Given exercise: Copy out the lines beginning with the one containing "Patent image size: (1026, 998)." and continuing through the one containing "The elongated cable 25e is at (750, 407).", with both of those lines included, word for word.

== Raw data ==

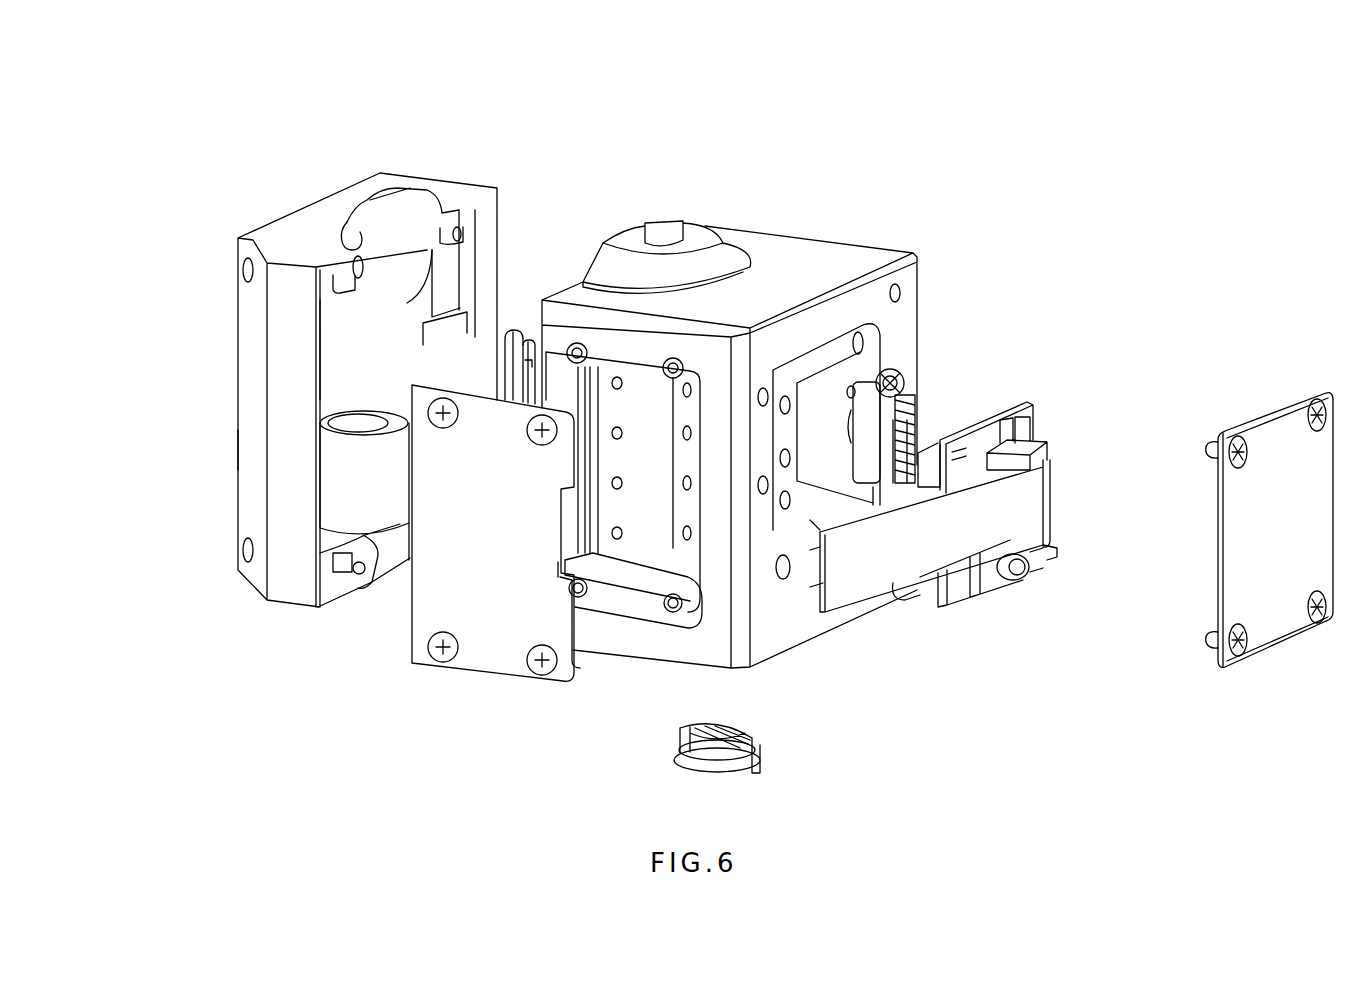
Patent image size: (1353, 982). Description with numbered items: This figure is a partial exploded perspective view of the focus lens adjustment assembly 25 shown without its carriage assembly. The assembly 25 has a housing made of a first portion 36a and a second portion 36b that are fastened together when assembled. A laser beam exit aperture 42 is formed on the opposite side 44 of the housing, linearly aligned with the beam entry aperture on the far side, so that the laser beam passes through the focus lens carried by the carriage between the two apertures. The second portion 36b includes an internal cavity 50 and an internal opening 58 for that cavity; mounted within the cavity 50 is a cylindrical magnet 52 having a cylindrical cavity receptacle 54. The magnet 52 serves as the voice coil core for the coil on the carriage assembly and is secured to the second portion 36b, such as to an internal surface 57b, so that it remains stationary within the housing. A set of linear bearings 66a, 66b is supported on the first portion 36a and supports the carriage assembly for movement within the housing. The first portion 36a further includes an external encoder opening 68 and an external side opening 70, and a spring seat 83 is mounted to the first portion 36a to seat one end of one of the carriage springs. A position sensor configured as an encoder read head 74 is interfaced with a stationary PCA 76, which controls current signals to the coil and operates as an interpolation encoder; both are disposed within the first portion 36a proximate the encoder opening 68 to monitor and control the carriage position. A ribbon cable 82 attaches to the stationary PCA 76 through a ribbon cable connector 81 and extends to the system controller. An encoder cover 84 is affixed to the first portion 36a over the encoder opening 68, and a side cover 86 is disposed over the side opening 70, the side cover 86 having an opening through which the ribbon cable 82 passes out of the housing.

The focus lens adjustment assembly 25 is at (302, 76).
The opposite side 44 is at (385, 179).
The internal cavity 50 is at (405, 302).
The internal opening 58 is at (320, 340).
The cylindrical cavity receptacle 54 is at (350, 423).
The cylindrical magnet 52 is at (340, 467).
The second portion 36b is at (237, 510).
The hook 57b is at (372, 583).
The side cover 86 is at (470, 667).
The linear bearing 66a is at (513, 405).
The linear bearing 66b is at (573, 463).
The laser beam exit aperture 42 is at (685, 222).
The first portion 36a is at (765, 225).
The external encoder opening 68 is at (880, 345).
The external side opening 70 is at (647, 623).
The encoder read head 74 is at (898, 375).
The stationary PCA 76 is at (930, 453).
The ribbon cable connector 81 is at (1045, 430).
The ribbon cable 82 is at (1030, 512).
The spring seat 83 is at (690, 770).
The encoder cover 84 is at (1228, 565).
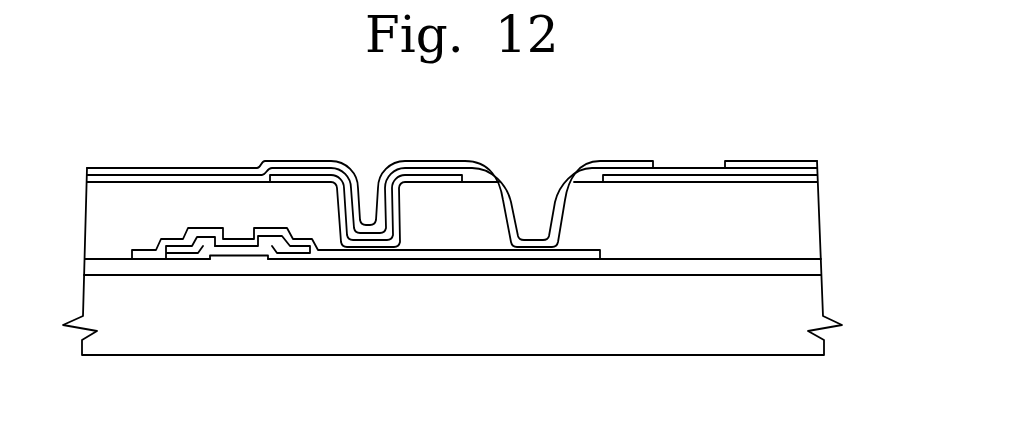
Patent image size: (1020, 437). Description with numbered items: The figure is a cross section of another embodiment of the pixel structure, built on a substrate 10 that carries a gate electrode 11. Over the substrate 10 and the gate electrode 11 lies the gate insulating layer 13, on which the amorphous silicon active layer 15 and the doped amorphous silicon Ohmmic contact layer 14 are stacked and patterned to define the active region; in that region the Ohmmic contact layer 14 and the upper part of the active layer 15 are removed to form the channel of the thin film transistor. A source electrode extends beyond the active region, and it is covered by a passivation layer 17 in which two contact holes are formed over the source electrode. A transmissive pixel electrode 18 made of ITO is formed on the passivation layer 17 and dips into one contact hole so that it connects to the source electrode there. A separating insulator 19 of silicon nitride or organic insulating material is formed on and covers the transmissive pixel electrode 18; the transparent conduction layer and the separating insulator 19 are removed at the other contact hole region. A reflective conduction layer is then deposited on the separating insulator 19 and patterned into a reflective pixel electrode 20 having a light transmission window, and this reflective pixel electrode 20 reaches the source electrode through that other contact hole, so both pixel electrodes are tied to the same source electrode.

The substrate 10 is at (800, 297).
The gate electrode 11 is at (240, 263).
The gate insulating layer 13 is at (800, 265).
The Ohmmic contact layer 14 is at (183, 250).
The active layer 15 is at (300, 253).
The passivation layer 17 is at (800, 220).
The transmissive pixel electrode 18 is at (800, 175).
The separating insulator 19 is at (803, 170).
The reflective pixel electrode 20 is at (805, 158).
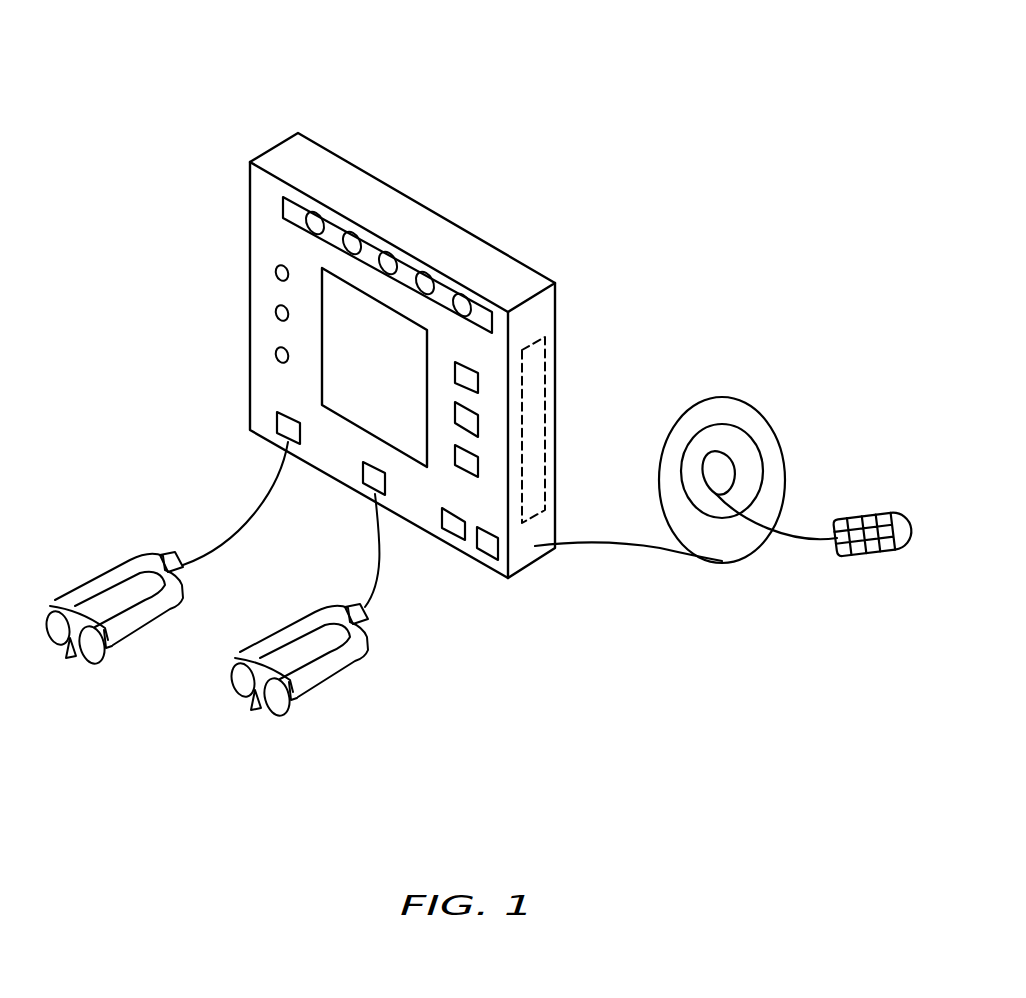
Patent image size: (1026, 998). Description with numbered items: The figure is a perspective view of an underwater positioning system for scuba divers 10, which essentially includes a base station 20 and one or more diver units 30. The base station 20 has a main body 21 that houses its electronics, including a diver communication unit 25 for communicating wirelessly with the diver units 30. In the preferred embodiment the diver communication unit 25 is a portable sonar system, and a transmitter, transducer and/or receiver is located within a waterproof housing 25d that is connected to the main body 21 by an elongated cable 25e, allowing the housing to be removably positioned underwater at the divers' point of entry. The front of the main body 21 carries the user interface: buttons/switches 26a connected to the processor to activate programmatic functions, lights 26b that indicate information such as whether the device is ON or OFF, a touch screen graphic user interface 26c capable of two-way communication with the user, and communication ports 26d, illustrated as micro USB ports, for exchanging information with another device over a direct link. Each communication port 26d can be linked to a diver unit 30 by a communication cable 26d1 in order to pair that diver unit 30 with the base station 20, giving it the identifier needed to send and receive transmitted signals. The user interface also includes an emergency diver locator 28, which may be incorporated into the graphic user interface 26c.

The underwater positioning system for scuba divers 10 is at (150, 71).
The base station 20 is at (214, 232).
The main body 21 is at (287, 156).
The diver communication unit 25 is at (555, 357).
The waterproof housing 25d is at (860, 557).
The elongated cable 25e is at (750, 407).
The buttons/switches 26a is at (478, 383).
The lights 26b is at (276, 273).
The touch screen Graphic User Interface (GUI) 26c is at (397, 373).
The communication ports 26d is at (290, 440).
The communication cable 26d1 is at (220, 542).
The emergency diver locator 28 is at (368, 248).
The diver unit 30 is at (52, 662).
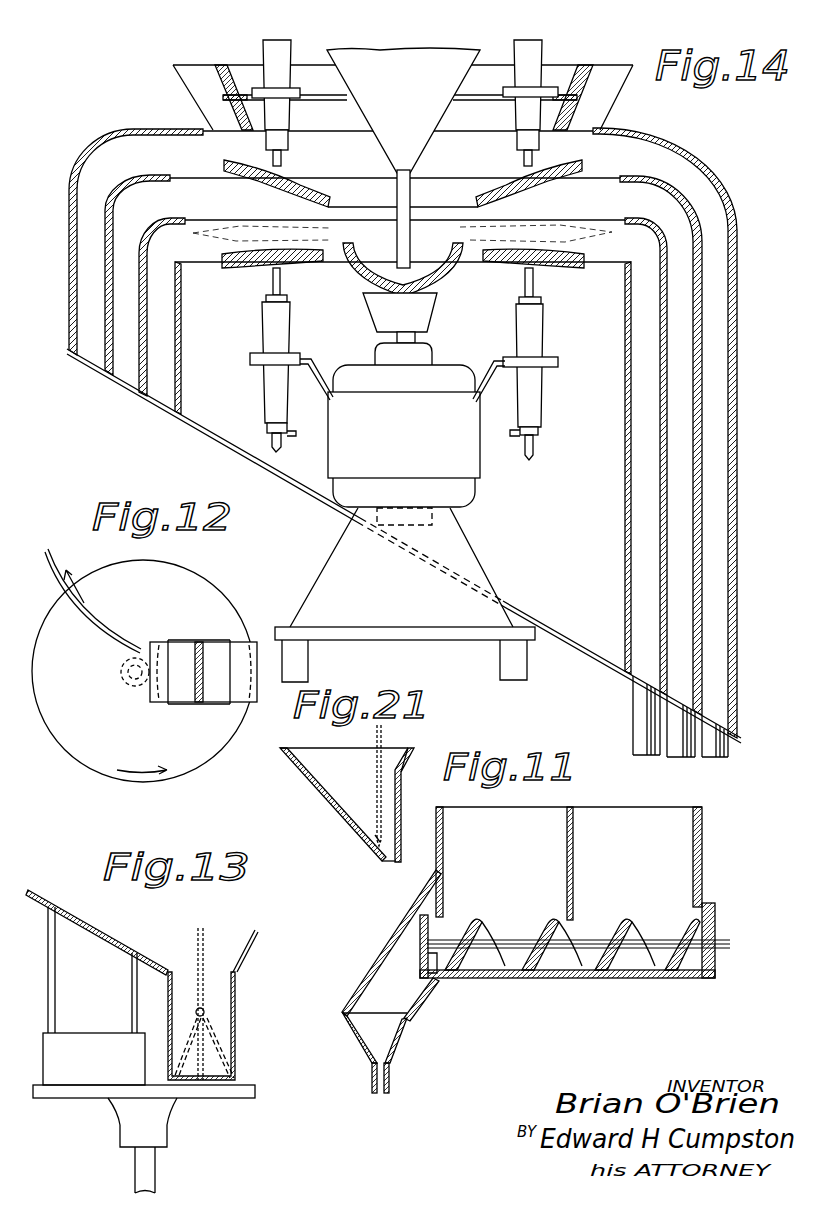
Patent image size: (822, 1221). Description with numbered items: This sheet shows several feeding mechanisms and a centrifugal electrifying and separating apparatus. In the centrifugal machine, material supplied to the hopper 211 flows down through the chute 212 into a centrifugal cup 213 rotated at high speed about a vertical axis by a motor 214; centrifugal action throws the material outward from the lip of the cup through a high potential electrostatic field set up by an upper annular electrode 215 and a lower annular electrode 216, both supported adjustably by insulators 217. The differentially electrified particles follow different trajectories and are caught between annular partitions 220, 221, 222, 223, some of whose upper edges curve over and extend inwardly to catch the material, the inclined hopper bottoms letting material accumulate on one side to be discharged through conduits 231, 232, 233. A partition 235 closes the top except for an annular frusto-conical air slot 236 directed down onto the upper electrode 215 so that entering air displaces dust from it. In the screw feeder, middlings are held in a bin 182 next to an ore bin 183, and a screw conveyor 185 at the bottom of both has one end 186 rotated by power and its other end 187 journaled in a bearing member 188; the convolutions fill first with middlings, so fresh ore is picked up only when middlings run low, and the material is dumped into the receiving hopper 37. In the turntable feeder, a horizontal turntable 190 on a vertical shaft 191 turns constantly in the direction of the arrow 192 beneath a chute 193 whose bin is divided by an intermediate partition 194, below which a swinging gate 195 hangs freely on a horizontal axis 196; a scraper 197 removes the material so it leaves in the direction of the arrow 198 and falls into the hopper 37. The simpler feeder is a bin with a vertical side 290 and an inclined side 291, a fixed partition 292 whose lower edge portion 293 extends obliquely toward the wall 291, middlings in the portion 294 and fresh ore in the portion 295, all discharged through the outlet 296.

In FIG. 14, the hopper 211 is at (403, 110).
In FIG. 14, the chute 212 is at (413, 192).
In FIG. 14, the centrifugal cup 213 is at (444, 243).
In FIG. 14, the motor 214 is at (405, 487).
In FIG. 14, the upper annular electrode 215 is at (403, 183).
In FIG. 14, the lower annular electrode 216 is at (324, 266).
In FIG. 14, the insulators 217 is at (285, 60).
In FIG. 14, the annular partition 220 is at (630, 475).
In FIG. 14, the annular partition 221 is at (660, 518).
In FIG. 14, the annular partition 222 is at (700, 533).
In FIG. 14, the annular partition 223 is at (743, 567).
In FIG. 14, the conduit 231 is at (645, 757).
In FIG. 14, the conduit 232 is at (689, 757).
In FIG. 14, the conduit 233 is at (722, 752).
In FIG. 14, the partition 235 is at (477, 90).
In FIG. 14, the annular frusto-conical air slot 236 is at (200, 78).
In FIG. 12, the turntable 190 is at (220, 738).
In FIG. 13, the turntable 190 is at (239, 1099).
In FIG. 12, the vertical shaft 191 is at (128, 681).
In FIG. 13, the vertical shaft 191 is at (151, 1172).
In FIG. 12, the arrow 192 is at (145, 775).
In FIG. 12, the chute 193 is at (193, 620).
In FIG. 13, the chute 193 is at (237, 1020).
In FIG. 12, the intermediate partition 194 is at (200, 663).
In FIG. 13, the intermediate partition 194 is at (204, 936).
In FIG. 13, the swinging gate 195 is at (210, 1052).
In FIG. 13, the horizontal axis 196 is at (205, 1010).
In FIG. 12, the scraper 197 is at (82, 622).
In FIG. 13, the scraper 197 is at (97, 987).
In FIG. 12, the arrow 198 is at (85, 595).
In FIG. 21, the vertical side 290 is at (399, 806).
In FIG. 21, the inclined side 291 is at (318, 792).
In FIG. 21, the fixed partition 292 is at (382, 735).
In FIG. 21, the lower edge portion 293 is at (374, 838).
In FIG. 21, the bin portion 294 is at (405, 757).
In FIG. 21, the bin portion 295 is at (357, 752).
In FIG. 21, the outlet 296 is at (389, 856).
In FIG. 11, the receiving hopper 37 is at (355, 1040).
In FIG. 11, the middlings bin 182 is at (633, 862).
In FIG. 11, the ore bin 183 is at (505, 862).
In FIG. 11, the screw conveyor 185 is at (595, 922).
In FIG. 11, the screw end 186 is at (732, 935).
In FIG. 11, the screw end 187 is at (422, 944).
In FIG. 11, the bearing member 188 is at (407, 980).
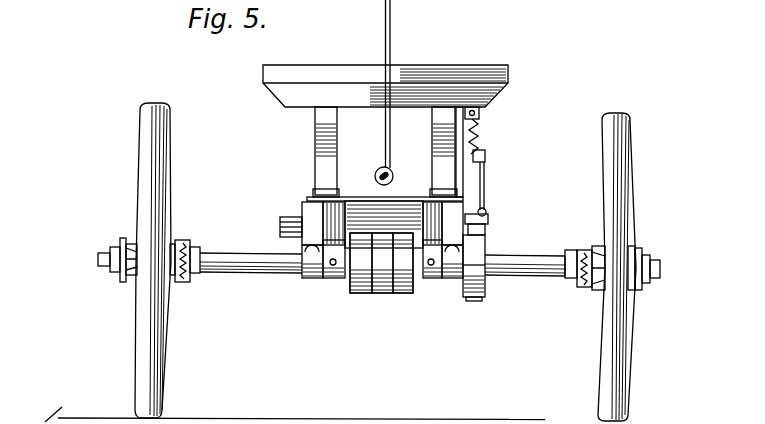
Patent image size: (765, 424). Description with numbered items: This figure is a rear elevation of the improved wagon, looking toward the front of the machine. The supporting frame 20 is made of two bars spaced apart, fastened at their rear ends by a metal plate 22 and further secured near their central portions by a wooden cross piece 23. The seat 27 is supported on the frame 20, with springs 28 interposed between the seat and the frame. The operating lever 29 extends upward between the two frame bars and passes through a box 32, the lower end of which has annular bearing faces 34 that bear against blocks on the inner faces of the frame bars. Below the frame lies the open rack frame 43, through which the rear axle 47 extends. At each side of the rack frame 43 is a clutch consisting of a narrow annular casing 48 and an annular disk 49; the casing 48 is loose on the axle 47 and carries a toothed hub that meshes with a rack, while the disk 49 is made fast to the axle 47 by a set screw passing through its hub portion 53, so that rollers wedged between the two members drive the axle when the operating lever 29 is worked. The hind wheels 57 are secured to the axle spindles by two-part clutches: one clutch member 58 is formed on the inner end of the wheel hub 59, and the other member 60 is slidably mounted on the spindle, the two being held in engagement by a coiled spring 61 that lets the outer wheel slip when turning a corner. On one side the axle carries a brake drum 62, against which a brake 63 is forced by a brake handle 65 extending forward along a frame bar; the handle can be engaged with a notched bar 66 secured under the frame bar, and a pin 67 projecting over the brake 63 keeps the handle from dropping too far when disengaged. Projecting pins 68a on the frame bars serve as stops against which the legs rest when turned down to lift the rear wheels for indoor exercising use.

The supporting frame 20 is at (311, 215).
The metal plate 22 is at (372, 196).
The wooden cross piece 23 is at (355, 205).
The seat 27 is at (408, 72).
The springs 28 is at (322, 130).
The operating lever 29 is at (393, 36).
The box 32 is at (393, 178).
The annular bearing faces 34 is at (392, 169).
The open frame 43 is at (383, 296).
The rear axle 47 is at (532, 272).
The annular casing 48 is at (365, 294).
The annular disk 49 is at (350, 296).
The hub portion 53 is at (325, 280).
The hind wheels 57 is at (158, 330).
The clutch member 58 is at (184, 238).
The wheel hub 59 is at (178, 280).
The clutch member 60 is at (188, 245).
The coiled spring 61 is at (200, 270).
The brake drum 62 is at (474, 300).
The brake 63 is at (487, 247).
The brake handle 65 is at (485, 182).
The notched bar 66 is at (474, 128).
The pin 67 is at (488, 226).
The projecting pins 68a is at (300, 225).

===

Result:
Patent image size: (1026, 998). Description with numbered items: The figure is a perspective view of an underwater positioning system for scuba divers 10, which essentially includes a base station 20 and one or more diver units 30. The base station 20 has a main body 21 that houses its electronics, including a diver communication unit 25 for communicating wirelessly with the diver units 30. In the preferred embodiment the diver communication unit 25 is a portable sonar system, and a transmitter, transducer and/or receiver is located within a waterproof housing 25d that is connected to the main body 21 by an elongated cable 25e, allowing the housing to be removably positioned underwater at the divers' point of entry. The front of the main body 21 carries the user interface: buttons/switches 26a connected to the processor to activate programmatic functions, lights 26b that indicate information such as whether the device is ON or OFF, a touch screen graphic user interface 26c capable of two-way communication with the user, and communication ports 26d, illustrated as micro USB ports, for exchanging information with another device over a direct link. Each communication port 26d can be linked to a diver unit 30 by a communication cable 26d1 in order to pair that diver unit 30 with the base station 20, giving it the identifier needed to send and receive transmitted signals. The user interface also includes an emergency diver locator 28, which may be incorporated into the graphic user interface 26c.

The underwater positioning system for scuba divers 10 is at (150, 71).
The base station 20 is at (214, 232).
The main body 21 is at (287, 156).
The diver communication unit 25 is at (555, 357).
The waterproof housing 25d is at (860, 557).
The elongated cable 25e is at (750, 407).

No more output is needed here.